- **Records contained in a dataset**:
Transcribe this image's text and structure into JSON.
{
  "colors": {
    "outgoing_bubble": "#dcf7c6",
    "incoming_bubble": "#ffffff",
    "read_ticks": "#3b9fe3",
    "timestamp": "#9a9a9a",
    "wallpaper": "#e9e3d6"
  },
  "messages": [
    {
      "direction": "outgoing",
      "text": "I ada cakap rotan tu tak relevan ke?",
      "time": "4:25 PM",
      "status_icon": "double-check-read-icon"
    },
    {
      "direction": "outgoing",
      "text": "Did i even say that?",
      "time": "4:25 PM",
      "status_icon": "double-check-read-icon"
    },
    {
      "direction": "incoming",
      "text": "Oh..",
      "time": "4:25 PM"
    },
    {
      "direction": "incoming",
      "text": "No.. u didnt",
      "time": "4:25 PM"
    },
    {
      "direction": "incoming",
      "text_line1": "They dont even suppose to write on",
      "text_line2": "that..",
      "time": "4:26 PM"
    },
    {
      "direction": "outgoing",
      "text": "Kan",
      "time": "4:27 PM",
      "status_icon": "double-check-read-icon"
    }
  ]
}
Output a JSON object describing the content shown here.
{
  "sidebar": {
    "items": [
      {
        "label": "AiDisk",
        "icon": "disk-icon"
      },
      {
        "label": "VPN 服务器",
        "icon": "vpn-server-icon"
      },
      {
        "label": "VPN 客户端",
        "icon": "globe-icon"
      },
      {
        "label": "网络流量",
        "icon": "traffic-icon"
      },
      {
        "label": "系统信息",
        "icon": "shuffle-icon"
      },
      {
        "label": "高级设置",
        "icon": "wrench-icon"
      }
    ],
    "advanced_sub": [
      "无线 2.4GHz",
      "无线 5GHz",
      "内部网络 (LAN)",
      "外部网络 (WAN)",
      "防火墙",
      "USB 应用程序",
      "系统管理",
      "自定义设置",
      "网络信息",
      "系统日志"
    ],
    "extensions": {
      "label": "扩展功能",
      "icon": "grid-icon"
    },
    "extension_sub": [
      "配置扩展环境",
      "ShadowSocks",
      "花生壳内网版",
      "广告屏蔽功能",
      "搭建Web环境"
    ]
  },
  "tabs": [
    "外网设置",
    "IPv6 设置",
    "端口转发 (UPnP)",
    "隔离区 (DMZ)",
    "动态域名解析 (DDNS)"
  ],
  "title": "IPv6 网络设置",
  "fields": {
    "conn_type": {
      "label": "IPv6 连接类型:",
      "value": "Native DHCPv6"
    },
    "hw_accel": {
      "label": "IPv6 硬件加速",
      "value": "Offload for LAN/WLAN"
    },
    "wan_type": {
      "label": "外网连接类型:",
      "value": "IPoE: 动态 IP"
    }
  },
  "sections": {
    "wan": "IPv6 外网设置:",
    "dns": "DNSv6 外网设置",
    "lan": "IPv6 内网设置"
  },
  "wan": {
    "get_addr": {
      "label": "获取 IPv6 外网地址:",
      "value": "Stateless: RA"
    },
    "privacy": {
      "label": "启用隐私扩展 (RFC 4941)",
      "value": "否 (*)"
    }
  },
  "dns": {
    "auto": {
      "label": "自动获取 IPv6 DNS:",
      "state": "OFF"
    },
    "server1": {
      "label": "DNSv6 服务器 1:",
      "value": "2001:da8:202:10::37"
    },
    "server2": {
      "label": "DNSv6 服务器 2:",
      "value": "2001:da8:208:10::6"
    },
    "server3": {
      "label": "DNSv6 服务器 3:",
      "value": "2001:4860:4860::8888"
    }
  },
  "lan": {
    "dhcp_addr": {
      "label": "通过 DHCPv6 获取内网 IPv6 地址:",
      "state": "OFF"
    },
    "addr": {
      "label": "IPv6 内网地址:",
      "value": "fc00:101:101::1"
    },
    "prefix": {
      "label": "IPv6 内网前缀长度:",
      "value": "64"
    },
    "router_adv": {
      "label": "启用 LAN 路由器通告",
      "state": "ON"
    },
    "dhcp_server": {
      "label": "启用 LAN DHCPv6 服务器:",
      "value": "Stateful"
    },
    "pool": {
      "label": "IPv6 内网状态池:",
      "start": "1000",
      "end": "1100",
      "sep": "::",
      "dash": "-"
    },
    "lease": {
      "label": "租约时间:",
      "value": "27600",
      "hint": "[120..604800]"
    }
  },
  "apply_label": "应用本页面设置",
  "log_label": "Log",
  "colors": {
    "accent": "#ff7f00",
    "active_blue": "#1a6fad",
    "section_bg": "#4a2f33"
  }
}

- **WHAT THIS TASK INVOLVES**: Nothing may be left out: return each entry exactly as it reads.

- **THE OUTPUT**:
Transcribe this image's text and structure into JSON.
{
  "colors": {
    "outgoing_bubble": "#dcf7c6",
    "incoming_bubble": "#ffffff",
    "read_ticks": "#3b9fe3",
    "timestamp": "#9a9a9a",
    "wallpaper": "#e9e3d6"
  },
  "messages": [
    {
      "direction": "outgoing",
      "text": "I ada cakap rotan tu tak relevan ke?",
      "time": "4:25 PM",
      "status_icon": "double-check-read-icon"
    },
    {
      "direction": "outgoing",
      "text": "Did i even say that?",
      "time": "4:25 PM",
      "status_icon": "double-check-read-icon"
    },
    {
      "direction": "incoming",
      "text": "Oh..",
      "time": "4:25 PM"
    },
    {
      "direction": "incoming",
      "text": "No.. u didnt",
      "time": "4:25 PM"
    },
    {
      "direction": "incoming",
      "text_line1": "They dont even suppose to write on",
      "text_line2": "that..",
      "time": "4:26 PM"
    },
    {
      "direction": "outgoing",
      "text": "Kan",
      "time": "4:27 PM",
      "status_icon": "double-check-read-icon"
    }
  ]
}
Output a JSON object describing the content shown here.
{
  "sidebar": {
    "items": [
      {
        "label": "AiDisk",
        "icon": "disk-icon"
      },
      {
        "label": "VPN 服务器",
        "icon": "vpn-server-icon"
      },
      {
        "label": "VPN 客户端",
        "icon": "globe-icon"
      },
      {
        "label": "网络流量",
        "icon": "traffic-icon"
      },
      {
        "label": "系统信息",
        "icon": "shuffle-icon"
      },
      {
        "label": "高级设置",
        "icon": "wrench-icon"
      }
    ],
    "advanced_sub": [
      "无线 2.4GHz",
      "无线 5GHz",
      "内部网络 (LAN)",
      "外部网络 (WAN)",
      "防火墙",
      "USB 应用程序",
      "系统管理",
      "自定义设置",
      "网络信息",
      "系统日志"
    ],
    "extensions": {
      "label": "扩展功能",
      "icon": "grid-icon"
    },
    "extension_sub": [
      "配置扩展环境",
      "ShadowSocks",
      "花生壳内网版",
      "广告屏蔽功能",
      "搭建Web环境"
    ]
  },
  "tabs": [
    "外网设置",
    "IPv6 设置",
    "端口转发 (UPnP)",
    "隔离区 (DMZ)",
    "动态域名解析 (DDNS)"
  ],
  "title": "IPv6 网络设置",
  "fields": {
    "conn_type": {
      "label": "IPv6 连接类型:",
      "value": "Native DHCPv6"
    },
    "hw_accel": {
      "label": "IPv6 硬件加速",
      "value": "Offload for LAN/WLAN"
    },
    "wan_type": {
      "label": "外网连接类型:",
      "value": "IPoE: 动态 IP"
    }
  },
  "sections": {
    "wan": "IPv6 外网设置:",
    "dns": "DNSv6 外网设置",
    "lan": "IPv6 内网设置"
  },
  "wan": {
    "get_addr": {
      "label": "获取 IPv6 外网地址:",
      "value": "Stateless: RA"
    },
    "privacy": {
      "label": "启用隐私扩展 (RFC 4941)",
      "value": "否 (*)"
    }
  },
  "dns": {
    "auto": {
      "label": "自动获取 IPv6 DNS:",
      "state": "OFF"
    },
    "server1": {
      "label": "DNSv6 服务器 1:",
      "value": "2001:da8:202:10::37"
    },
    "server2": {
      "label": "DNSv6 服务器 2:",
      "value": "2001:da8:208:10::6"
    },
    "server3": {
      "label": "DNSv6 服务器 3:",
      "value": "2001:4860:4860::8888"
    }
  },
  "lan": {
    "dhcp_addr": {
      "label": "通过 DHCPv6 获取内网 IPv6 地址:",
      "state": "OFF"
    },
    "addr": {
      "label": "IPv6 内网地址:",
      "value": "fc00:101:101::1"
    },
    "prefix": {
      "label": "IPv6 内网前缀长度:",
      "value": "64"
    },
    "router_adv": {
      "label": "启用 LAN 路由器通告",
      "state": "ON"
    },
    "dhcp_server": {
      "label": "启用 LAN DHCPv6 服务器:",
      "value": "Stateful"
    },
    "pool": {
      "label": "IPv6 内网状态池:",
      "start": "1000",
      "end": "1100",
      "sep": "::",
      "dash": "-"
    },
    "lease": {
      "label": "租约时间:",
      "value": "27600",
      "hint": "[120..604800]"
    }
  },
  "apply_label": "应用本页面设置",
  "log_label": "Log",
  "colors": {
    "accent": "#ff7f00",
    "active_blue": "#1a6fad",
    "section_bg": "#4a2f33"
  }
}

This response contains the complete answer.